Repeat the listing word for word. No pictures belong in the copy.
[Start of section]
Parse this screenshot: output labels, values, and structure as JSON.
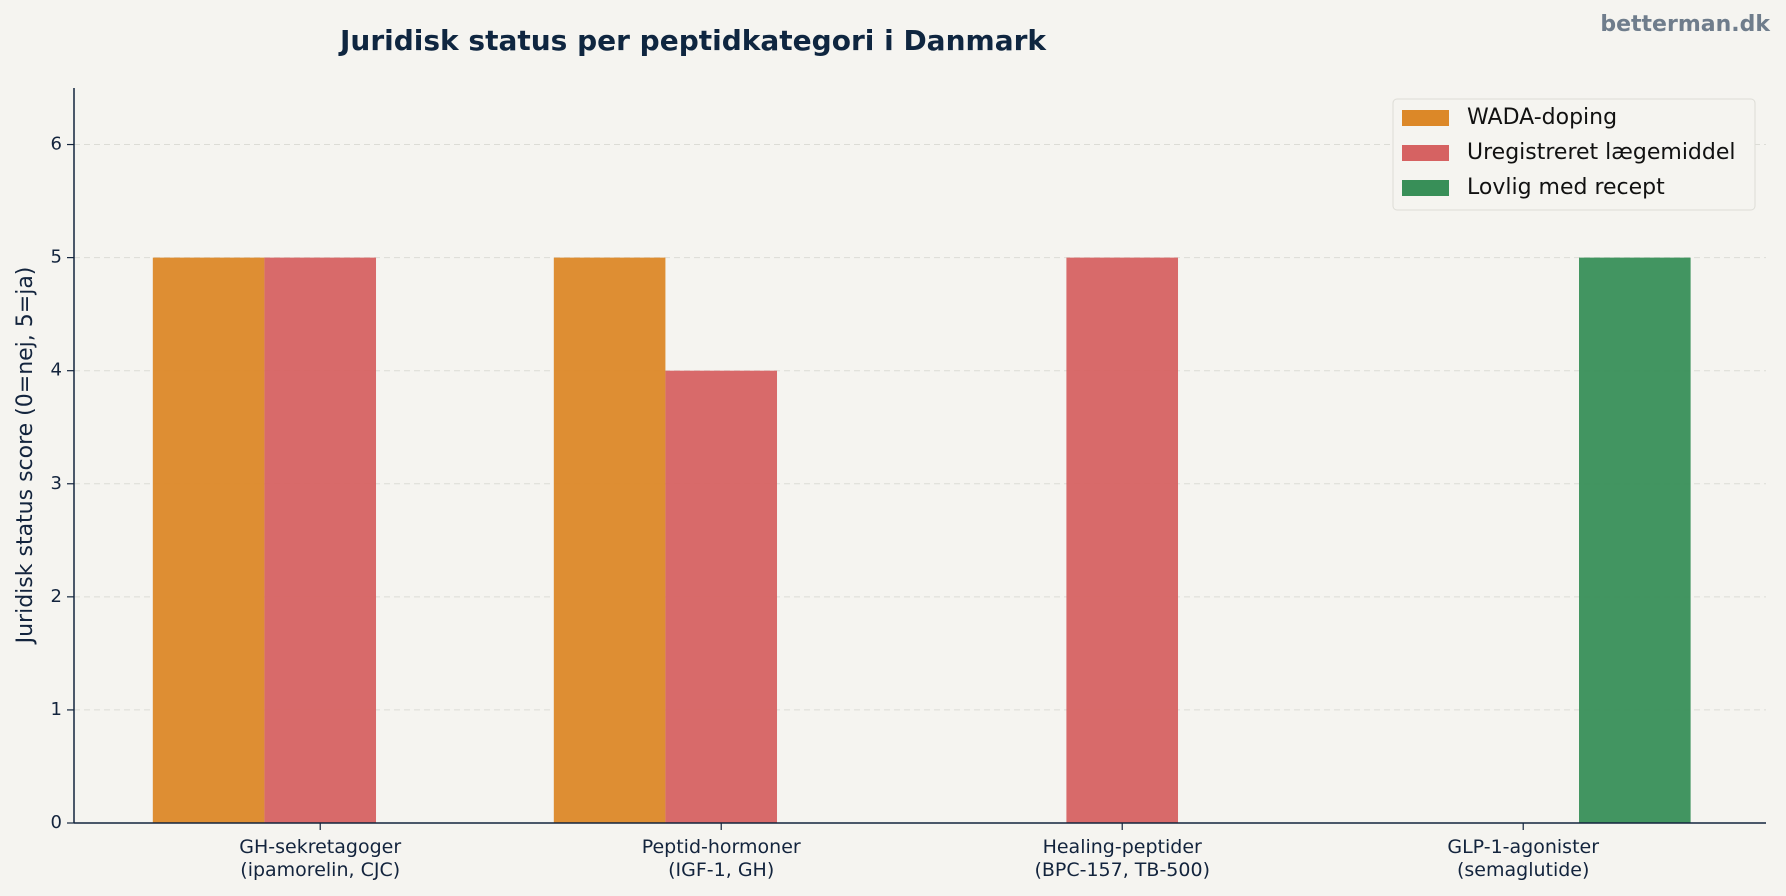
{
  "chart_data": {
    "type": "bar",
    "title": "Juridisk status per peptidkategori i Danmark",
    "watermark": "betterman.dk",
    "ylabel": "Juridisk status score (0=nej, 5=ja)",
    "categories": [
      [
        "GH-sekretagoger",
        "(ipamorelin, CJC)"
      ],
      [
        "Peptid-hormoner",
        "(IGF-1, GH)"
      ],
      [
        "Healing-peptider",
        "(BPC-157, TB-500)"
      ],
      [
        "GLP-1-agonister",
        "(semaglutide)"
      ]
    ],
    "series": [
      {
        "name": "WADA-doping",
        "color": "#dc8828",
        "values": [
          5,
          5,
          0,
          0
        ]
      },
      {
        "name": "Uregistreret lægemiddel",
        "color": "#d66262",
        "values": [
          5,
          4,
          5,
          0
        ]
      },
      {
        "name": "Lovlig med recept",
        "color": "#388f58",
        "values": [
          0,
          0,
          0,
          5
        ]
      }
    ],
    "ylim": [
      0,
      6.5
    ],
    "yticks": [
      0,
      1,
      2,
      3,
      4,
      5,
      6
    ],
    "grid": true,
    "legend": "upper right"
  }
}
[End of section]
§ Answer area
Parse this screenshot: output labels, values, and structure as JSON.
{
  "chart_data": {
    "type": "bar",
    "title": "Juridisk status per peptidkategori i Danmark",
    "watermark": "betterman.dk",
    "ylabel": "Juridisk status score (0=nej, 5=ja)",
    "categories": [
      [
        "GH-sekretagoger",
        "(ipamorelin, CJC)"
      ],
      [
        "Peptid-hormoner",
        "(IGF-1, GH)"
      ],
      [
        "Healing-peptider",
        "(BPC-157, TB-500)"
      ],
      [
        "GLP-1-agonister",
        "(semaglutide)"
      ]
    ],
    "series": [
      {
        "name": "WADA-doping",
        "color": "#dc8828",
        "values": [
          5,
          5,
          0,
          0
        ]
      },
      {
        "name": "Uregistreret lægemiddel",
        "color": "#d66262",
        "values": [
          5,
          4,
          5,
          0
        ]
      },
      {
        "name": "Lovlig med recept",
        "color": "#388f58",
        "values": [
          0,
          0,
          0,
          5
        ]
      }
    ],
    "ylim": [
      0,
      6.5
    ],
    "yticks": [
      0,
      1,
      2,
      3,
      4,
      5,
      6
    ],
    "grid": true,
    "legend": "upper right"
  }
}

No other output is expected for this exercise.